**WORK TO DO:** Copy all the material below, exactly as it stands.

**Data records:**
+--

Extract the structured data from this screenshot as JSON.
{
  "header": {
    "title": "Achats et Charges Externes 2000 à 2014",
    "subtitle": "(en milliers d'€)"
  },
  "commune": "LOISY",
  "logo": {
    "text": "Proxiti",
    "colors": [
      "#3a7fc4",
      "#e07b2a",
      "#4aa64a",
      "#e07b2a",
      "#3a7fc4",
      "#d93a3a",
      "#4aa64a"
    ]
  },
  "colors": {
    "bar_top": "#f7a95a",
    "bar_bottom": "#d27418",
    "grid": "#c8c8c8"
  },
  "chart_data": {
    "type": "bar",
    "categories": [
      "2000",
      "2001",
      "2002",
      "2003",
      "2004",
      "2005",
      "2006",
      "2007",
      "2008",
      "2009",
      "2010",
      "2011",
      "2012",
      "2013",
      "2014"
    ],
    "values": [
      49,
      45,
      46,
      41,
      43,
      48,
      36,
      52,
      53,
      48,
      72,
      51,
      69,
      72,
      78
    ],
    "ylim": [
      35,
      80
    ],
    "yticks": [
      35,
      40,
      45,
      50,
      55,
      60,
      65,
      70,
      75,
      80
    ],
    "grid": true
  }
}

+--

**ANSWER:**
Extract the structured data from this screenshot as JSON.
{
  "header": {
    "title": "Achats et Charges Externes 2000 à 2014",
    "subtitle": "(en milliers d'€)"
  },
  "commune": "LOISY",
  "logo": {
    "text": "Proxiti",
    "colors": [
      "#3a7fc4",
      "#e07b2a",
      "#4aa64a",
      "#e07b2a",
      "#3a7fc4",
      "#d93a3a",
      "#4aa64a"
    ]
  },
  "colors": {
    "bar_top": "#f7a95a",
    "bar_bottom": "#d27418",
    "grid": "#c8c8c8"
  },
  "chart_data": {
    "type": "bar",
    "categories": [
      "2000",
      "2001",
      "2002",
      "2003",
      "2004",
      "2005",
      "2006",
      "2007",
      "2008",
      "2009",
      "2010",
      "2011",
      "2012",
      "2013",
      "2014"
    ],
    "values": [
      49,
      45,
      46,
      41,
      43,
      48,
      36,
      52,
      53,
      48,
      72,
      51,
      69,
      72,
      78
    ],
    "ylim": [
      35,
      80
    ],
    "yticks": [
      35,
      40,
      45,
      50,
      55,
      60,
      65,
      70,
      75,
      80
    ],
    "grid": true
  }
}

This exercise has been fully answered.